Could you reproduce each of the records below line for line, keeping every character unchanged?

[Bounding box annotations]
◇ ◇ ◇ ◇ ◇ ◇ ◇

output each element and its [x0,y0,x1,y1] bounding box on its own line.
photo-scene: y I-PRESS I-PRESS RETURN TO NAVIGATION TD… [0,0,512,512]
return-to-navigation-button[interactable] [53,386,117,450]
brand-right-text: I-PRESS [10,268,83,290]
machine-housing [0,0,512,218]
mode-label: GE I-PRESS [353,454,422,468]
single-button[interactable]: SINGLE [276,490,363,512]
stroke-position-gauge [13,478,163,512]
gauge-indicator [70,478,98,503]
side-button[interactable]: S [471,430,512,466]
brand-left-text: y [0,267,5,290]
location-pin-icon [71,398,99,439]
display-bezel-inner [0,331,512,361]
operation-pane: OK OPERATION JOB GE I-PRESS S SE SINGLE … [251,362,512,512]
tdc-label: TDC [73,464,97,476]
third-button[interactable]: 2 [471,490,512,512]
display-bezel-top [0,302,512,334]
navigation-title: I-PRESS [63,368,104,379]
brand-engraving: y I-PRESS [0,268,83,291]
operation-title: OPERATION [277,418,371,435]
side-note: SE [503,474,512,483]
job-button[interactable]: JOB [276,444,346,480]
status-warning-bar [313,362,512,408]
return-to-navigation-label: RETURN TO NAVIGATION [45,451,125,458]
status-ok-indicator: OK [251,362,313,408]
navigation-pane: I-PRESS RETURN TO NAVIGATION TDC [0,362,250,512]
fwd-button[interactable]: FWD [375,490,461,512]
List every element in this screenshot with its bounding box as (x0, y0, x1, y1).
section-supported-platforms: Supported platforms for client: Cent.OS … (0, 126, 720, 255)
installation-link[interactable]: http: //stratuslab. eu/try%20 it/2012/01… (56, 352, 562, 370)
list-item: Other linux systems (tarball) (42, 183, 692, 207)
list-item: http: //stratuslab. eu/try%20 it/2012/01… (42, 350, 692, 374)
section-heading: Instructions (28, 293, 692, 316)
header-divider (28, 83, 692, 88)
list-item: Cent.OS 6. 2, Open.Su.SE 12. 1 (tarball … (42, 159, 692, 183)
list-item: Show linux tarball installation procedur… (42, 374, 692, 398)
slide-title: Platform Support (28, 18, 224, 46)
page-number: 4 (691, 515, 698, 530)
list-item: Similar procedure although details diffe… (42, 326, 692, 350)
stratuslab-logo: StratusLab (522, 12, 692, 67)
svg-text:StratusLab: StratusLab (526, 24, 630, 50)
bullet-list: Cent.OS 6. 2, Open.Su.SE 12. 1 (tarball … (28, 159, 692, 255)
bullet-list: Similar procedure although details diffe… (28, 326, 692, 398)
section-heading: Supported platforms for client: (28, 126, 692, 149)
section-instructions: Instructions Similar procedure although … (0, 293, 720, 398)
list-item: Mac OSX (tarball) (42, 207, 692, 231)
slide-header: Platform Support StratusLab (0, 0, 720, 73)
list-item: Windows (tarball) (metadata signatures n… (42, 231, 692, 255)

◇ ◇ ◇ ◇ ◇ ◇ ◇

# Output of the exercise
output each element and its [x0,y0,x1,y1] bounding box on its own line.
photo-scene: y I-PRESS I-PRESS RETURN TO NAVIGATION TD… [0,0,512,512]
return-to-navigation-button[interactable] [53,386,117,450]
brand-right-text: I-PRESS [10,268,83,290]
machine-housing [0,0,512,218]
mode-label: GE I-PRESS [353,454,422,468]
single-button[interactable]: SINGLE [276,490,363,512]
stroke-position-gauge [13,478,163,512]
gauge-indicator [70,478,98,503]
side-button[interactable]: S [471,430,512,466]
brand-left-text: y [0,267,5,290]
location-pin-icon [71,398,99,439]
display-bezel-inner [0,331,512,361]
operation-pane: OK OPERATION JOB GE I-PRESS S SE SINGLE … [251,362,512,512]
tdc-label: TDC [73,464,97,476]
third-button[interactable]: 2 [471,490,512,512]
display-bezel-top [0,302,512,334]
navigation-title: I-PRESS [63,368,104,379]
brand-engraving: y I-PRESS [0,268,83,291]
operation-title: OPERATION [277,418,371,435]
side-note: SE [503,474,512,483]
job-button[interactable]: JOB [276,444,346,480]
status-warning-bar [313,362,512,408]
return-to-navigation-label: RETURN TO NAVIGATION [45,451,125,458]
status-ok-indicator: OK [251,362,313,408]
navigation-pane: I-PRESS RETURN TO NAVIGATION TDC [0,362,250,512]
fwd-button[interactable]: FWD [375,490,461,512]
List every element in this screenshot with its bounding box as (x0, y0, x1, y1).
section-supported-platforms: Supported platforms for client: Cent.OS … (0, 126, 720, 255)
installation-link[interactable]: http: //stratuslab. eu/try%20 it/2012/01… (56, 352, 562, 370)
list-item: Other linux systems (tarball) (42, 183, 692, 207)
list-item: http: //stratuslab. eu/try%20 it/2012/01… (42, 350, 692, 374)
section-heading: Instructions (28, 293, 692, 316)
header-divider (28, 83, 692, 88)
list-item: Cent.OS 6. 2, Open.Su.SE 12. 1 (tarball … (42, 159, 692, 183)
list-item: Show linux tarball installation procedur… (42, 374, 692, 398)
slide-title: Platform Support (28, 18, 224, 46)
page-number: 4 (691, 515, 698, 530)
list-item: Similar procedure although details diffe… (42, 326, 692, 350)
stratuslab-logo: StratusLab (522, 12, 692, 67)
svg-text:StratusLab: StratusLab (526, 24, 630, 50)
bullet-list: Cent.OS 6. 2, Open.Su.SE 12. 1 (tarball … (28, 159, 692, 255)
bullet-list: Similar procedure although details diffe… (28, 326, 692, 398)
section-heading: Supported platforms for client: (28, 126, 692, 149)
section-instructions: Instructions Similar procedure although … (0, 293, 720, 398)
list-item: Mac OSX (tarball) (42, 207, 692, 231)
slide-header: Platform Support StratusLab (0, 0, 720, 73)
list-item: Windows (tarball) (metadata signatures n… (42, 231, 692, 255)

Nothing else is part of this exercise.